**GIVEN TASK**.
All of the material below is to be returned exactly.

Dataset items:
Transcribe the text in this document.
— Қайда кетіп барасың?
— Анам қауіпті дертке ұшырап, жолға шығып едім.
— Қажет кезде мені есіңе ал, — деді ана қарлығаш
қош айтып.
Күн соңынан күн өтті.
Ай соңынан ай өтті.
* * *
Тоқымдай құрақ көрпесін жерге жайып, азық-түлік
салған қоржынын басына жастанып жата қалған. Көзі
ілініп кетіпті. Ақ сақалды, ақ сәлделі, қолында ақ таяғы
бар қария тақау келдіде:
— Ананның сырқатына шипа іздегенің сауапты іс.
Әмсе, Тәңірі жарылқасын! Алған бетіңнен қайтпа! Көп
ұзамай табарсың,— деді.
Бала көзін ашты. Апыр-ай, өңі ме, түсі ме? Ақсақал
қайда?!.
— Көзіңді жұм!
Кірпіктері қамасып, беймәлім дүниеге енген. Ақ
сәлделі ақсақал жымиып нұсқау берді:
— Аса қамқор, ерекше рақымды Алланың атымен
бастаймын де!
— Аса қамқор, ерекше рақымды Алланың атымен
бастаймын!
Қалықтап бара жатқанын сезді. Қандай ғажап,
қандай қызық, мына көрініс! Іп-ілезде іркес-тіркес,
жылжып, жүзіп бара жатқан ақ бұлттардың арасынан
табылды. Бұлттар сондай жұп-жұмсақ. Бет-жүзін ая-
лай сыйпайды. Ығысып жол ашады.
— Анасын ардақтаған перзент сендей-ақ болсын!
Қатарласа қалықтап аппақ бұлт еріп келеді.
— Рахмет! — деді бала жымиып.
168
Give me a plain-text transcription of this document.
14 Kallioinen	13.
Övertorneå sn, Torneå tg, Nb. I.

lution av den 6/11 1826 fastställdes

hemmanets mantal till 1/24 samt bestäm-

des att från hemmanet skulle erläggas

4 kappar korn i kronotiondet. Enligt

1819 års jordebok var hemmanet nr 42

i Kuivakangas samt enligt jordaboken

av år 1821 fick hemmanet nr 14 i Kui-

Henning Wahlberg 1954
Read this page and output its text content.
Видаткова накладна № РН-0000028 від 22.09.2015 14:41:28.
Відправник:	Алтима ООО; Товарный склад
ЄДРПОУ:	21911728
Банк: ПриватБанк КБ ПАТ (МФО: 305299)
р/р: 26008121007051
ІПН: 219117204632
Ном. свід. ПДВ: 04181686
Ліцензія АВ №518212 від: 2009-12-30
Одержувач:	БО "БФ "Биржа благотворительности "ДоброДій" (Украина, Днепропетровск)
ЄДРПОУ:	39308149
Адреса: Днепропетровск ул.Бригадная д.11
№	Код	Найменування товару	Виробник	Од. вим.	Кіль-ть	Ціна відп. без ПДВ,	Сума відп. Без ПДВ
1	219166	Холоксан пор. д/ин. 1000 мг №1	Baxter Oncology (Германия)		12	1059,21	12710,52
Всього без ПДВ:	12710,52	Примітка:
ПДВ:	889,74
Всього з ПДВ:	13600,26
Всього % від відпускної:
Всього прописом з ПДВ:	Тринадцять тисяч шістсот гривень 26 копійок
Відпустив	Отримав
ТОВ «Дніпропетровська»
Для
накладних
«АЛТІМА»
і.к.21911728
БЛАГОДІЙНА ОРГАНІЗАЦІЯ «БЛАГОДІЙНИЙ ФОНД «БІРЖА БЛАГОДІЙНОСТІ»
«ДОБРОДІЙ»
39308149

**ANSWER FOR THIS EXERCISE**.
Transcribe the text in this document.
— Қайда кетіп барасың?
— Анам қауіпті дертке ұшырап, жолға шығып едім.
— Қажет кезде мені есіңе ал, — деді ана қарлығаш
қош айтып.
Күн соңынан күн өтті.
Ай соңынан ай өтті.
* * *
Тоқымдай құрақ көрпесін жерге жайып, азық-түлік
салған қоржынын басына жастанып жата қалған. Көзі
ілініп кетіпті. Ақ сақалды, ақ сәлделі, қолында ақ таяғы
бар қария тақау келдіде:
— Ананның сырқатына шипа іздегенің сауапты іс.
Әмсе, Тәңірі жарылқасын! Алған бетіңнен қайтпа! Көп
ұзамай табарсың,— деді.
Бала көзін ашты. Апыр-ай, өңі ме, түсі ме? Ақсақал
қайда?!.
— Көзіңді жұм!
Кірпіктері қамасып, беймәлім дүниеге енген. Ақ
сәлделі ақсақал жымиып нұсқау берді:
— Аса қамқор, ерекше рақымды Алланың атымен
бастаймын де!
— Аса қамқор, ерекше рақымды Алланың атымен
бастаймын!
Қалықтап бара жатқанын сезді. Қандай ғажап,
қандай қызық, мына көрініс! Іп-ілезде іркес-тіркес,
жылжып, жүзіп бара жатқан ақ бұлттардың арасынан
табылды. Бұлттар сондай жұп-жұмсақ. Бет-жүзін ая-
лай сыйпайды. Ығысып жол ашады.
— Анасын ардақтаған перзент сендей-ақ болсын!
Қатарласа қалықтап аппақ бұлт еріп келеді.
— Рахмет! — деді бала жымиып.
168
Give me a plain-text transcription of this document.
14 Kallioinen	13.
Övertorneå sn, Torneå tg, Nb. I.

lution av den 6/11 1826 fastställdes

hemmanets mantal till 1/24 samt bestäm-

des att från hemmanet skulle erläggas

4 kappar korn i kronotiondet. Enligt

1819 års jordebok var hemmanet nr 42

i Kuivakangas samt enligt jordaboken

av år 1821 fick hemmanet nr 14 i Kui-

Henning Wahlberg 1954
Read this page and output its text content.
Видаткова накладна № РН-0000028 від 22.09.2015 14:41:28.
Відправник:	Алтима ООО; Товарный склад
ЄДРПОУ:	21911728
Банк: ПриватБанк КБ ПАТ (МФО: 305299)
р/р: 26008121007051
ІПН: 219117204632
Ном. свід. ПДВ: 04181686
Ліцензія АВ №518212 від: 2009-12-30
Одержувач:	БО "БФ "Биржа благотворительности "ДоброДій" (Украина, Днепропетровск)
ЄДРПОУ:	39308149
Адреса: Днепропетровск ул.Бригадная д.11
№	Код	Найменування товару	Виробник	Од. вим.	Кіль-ть	Ціна відп. без ПДВ,	Сума відп. Без ПДВ
1	219166	Холоксан пор. д/ин. 1000 мг №1	Baxter Oncology (Германия)		12	1059,21	12710,52
Всього без ПДВ:	12710,52	Примітка:
ПДВ:	889,74
Всього з ПДВ:	13600,26
Всього % від відпускної:
Всього прописом з ПДВ:	Тринадцять тисяч шістсот гривень 26 копійок
Відпустив	Отримав
ТОВ «Дніпропетровська»
Для
накладних
«АЛТІМА»
і.к.21911728
БЛАГОДІЙНА ОРГАНІЗАЦІЯ «БЛАГОДІЙНИЙ ФОНД «БІРЖА БЛАГОДІЙНОСТІ»
«ДОБРОДІЙ»
39308149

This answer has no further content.